**Work item:** Output the blog excerpt below word for word, from its first sentence through its last.

Sadly, the old furnace wasn't really an option. When Mike rebuilt the camper, he did so with attention to detail. He used as much of the old cabinetry as possible and stayed as true to the time period as he could. However, he also subtly incorporated a solar collector, so the electricity is generated from solar gain. It can be plugged into an electrical outlet, but that hasn't been necessary.
Now a girl can sit pretty in front of it.
There have been a few additions to the restoration work since I took these photos. Mike has put in a reproduction vintage radio which houses a CD player/radio, and installed a curtain for the bathroom. We have vintage material for the window curtains, but haven't sewn them up yet.
Mike likes to take the camper to blues festivals, on camp outs with friends, and to the Vietnam Veterans' reunions. This weekend, off to hunt the elusive morel mushrooms with our dear friend from Brooklyn.
Last summer we went to the RV Museum in Elkhart, Indiana. This vintage camper looks a lot like ours, although it is made by a different company. In its hay day, ours would have been this shiny.
Monday, April 26, 2010
Lots of news to report today, along with my cloud and bloom journal.
First of all, my MIL, Glenna, had a good sleep last night and is doing much better today. Hopefully, she'll be moved out of ICU and into her own room on Wednesday. Mike is going camping with his buddies on Wednesday, but will only be 3 hours away in case he is needed. It looks like all is well at the moment.
The spring musical is progressing nicely. The leads have their lines memorized and are singing beautifully and sets and costumes are under construction. We get into the theater for rehearsals next Monday; our opening night is Friday, May 7.
I had to go out and buy materials for costumes after school today, making this another 12 hour work day. Tomorrow I have a Personnel Committee meeting and Wednesday, a faculty meeting, so the next few days promise to be at least 10-11 hour work days. Didn't I just blog about finding balance? Balance? Not, apparently, this week.

**Recorded data:**

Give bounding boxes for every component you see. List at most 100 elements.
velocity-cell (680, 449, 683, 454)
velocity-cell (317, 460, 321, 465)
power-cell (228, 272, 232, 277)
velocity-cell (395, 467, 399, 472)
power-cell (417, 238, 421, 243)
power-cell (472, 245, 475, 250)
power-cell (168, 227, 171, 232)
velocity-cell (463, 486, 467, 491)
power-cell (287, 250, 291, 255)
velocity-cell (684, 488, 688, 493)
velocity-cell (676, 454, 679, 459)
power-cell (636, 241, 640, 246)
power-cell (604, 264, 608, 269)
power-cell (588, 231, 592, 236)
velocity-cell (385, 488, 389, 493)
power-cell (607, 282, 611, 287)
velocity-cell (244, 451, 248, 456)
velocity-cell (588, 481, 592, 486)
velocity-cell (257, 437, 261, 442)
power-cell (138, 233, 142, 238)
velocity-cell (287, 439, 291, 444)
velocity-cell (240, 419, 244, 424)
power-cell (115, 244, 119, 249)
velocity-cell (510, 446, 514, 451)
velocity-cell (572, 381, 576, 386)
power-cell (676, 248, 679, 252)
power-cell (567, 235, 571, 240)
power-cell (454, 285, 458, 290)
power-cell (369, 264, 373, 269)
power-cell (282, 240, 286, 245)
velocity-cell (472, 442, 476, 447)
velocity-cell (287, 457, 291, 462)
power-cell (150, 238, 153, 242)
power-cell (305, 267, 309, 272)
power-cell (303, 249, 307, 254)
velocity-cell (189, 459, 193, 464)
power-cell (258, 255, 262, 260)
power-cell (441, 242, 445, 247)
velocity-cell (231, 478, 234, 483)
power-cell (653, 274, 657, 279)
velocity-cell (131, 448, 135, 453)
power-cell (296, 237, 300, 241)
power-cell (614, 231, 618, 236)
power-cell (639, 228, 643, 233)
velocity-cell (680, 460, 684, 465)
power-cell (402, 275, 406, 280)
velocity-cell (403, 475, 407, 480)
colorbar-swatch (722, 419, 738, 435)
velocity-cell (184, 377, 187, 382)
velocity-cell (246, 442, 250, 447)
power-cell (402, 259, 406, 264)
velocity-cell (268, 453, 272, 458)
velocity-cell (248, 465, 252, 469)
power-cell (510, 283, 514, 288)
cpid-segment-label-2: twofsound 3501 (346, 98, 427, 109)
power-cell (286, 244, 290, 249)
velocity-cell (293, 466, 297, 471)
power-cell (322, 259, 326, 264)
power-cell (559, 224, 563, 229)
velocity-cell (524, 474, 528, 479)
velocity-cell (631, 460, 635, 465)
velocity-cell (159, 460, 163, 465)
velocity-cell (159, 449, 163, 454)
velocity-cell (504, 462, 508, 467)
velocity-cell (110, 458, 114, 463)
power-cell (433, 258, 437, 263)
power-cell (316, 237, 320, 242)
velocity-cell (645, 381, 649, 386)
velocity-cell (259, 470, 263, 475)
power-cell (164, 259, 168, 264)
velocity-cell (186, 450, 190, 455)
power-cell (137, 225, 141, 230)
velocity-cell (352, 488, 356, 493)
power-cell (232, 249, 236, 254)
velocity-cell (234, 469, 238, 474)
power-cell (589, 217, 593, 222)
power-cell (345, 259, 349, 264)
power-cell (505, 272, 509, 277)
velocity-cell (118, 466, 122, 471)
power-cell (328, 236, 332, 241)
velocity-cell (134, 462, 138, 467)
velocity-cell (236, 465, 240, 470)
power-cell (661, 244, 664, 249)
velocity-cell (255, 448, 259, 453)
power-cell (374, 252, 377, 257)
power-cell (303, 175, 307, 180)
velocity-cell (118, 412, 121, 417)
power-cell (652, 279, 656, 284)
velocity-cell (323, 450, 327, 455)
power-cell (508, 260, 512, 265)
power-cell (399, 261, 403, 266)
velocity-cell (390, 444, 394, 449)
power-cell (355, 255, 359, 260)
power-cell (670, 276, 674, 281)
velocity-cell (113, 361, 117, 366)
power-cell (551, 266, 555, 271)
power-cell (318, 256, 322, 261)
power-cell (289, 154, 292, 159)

**Solved problem:**
Sadly, the old furnace wasn't really an option. When Mike rebuilt the camper, he did so with attention to detail. He used as much of the old cabinetry as possible and stayed as true to the time period as he could. However, he also subtly incorporated a solar collector, so the electricity is generated from solar gain. It can be plugged into an electrical outlet, but that hasn't been necessary.
Now a girl can sit pretty in front of it.
There have been a few additions to the restoration work since I took these photos. Mike has put in a reproduction vintage radio which houses a CD player/radio, and installed a curtain for the bathroom. We have vintage material for the window curtains, but haven't sewn them up yet.
Mike likes to take the camper to blues festivals, on camp outs with friends, and to the Vietnam Veterans' reunions. This weekend, off to hunt the elusive morel mushrooms with our dear friend from Brooklyn.
Last summer we went to the RV Museum in Elkhart, Indiana. This vintage camper looks a lot like ours, although it is made by a different company. In its hay day, ours would have been this shiny.
Monday, April 26, 2010
Lots of news to report today, along with my cloud and bloom journal.
First of all, my MIL, Glenna, had a good sleep last night and is doing much better today. Hopefully, she'll be moved out of ICU and into her own room on Wednesday. Mike is going camping with his buddies on Wednesday, but will only be 3 hours away in case he is needed. It looks like all is well at the moment.
The spring musical is progressing nicely. The leads have their lines memorized and are singing beautifully and sets and costumes are under construction. We get into the theater for rehearsals next Monday; our opening night is Friday, May 7.
I had to go out and buy materials for costumes after school today, making this another 12 hour work day. Tomorrow I have a Personnel Committee meeting and Wednesday, a faculty meeting, so the next few days promise to be at least 10-11 hour work days. Didn't I just blog about finding balance? Balance? Not, apparently, this week.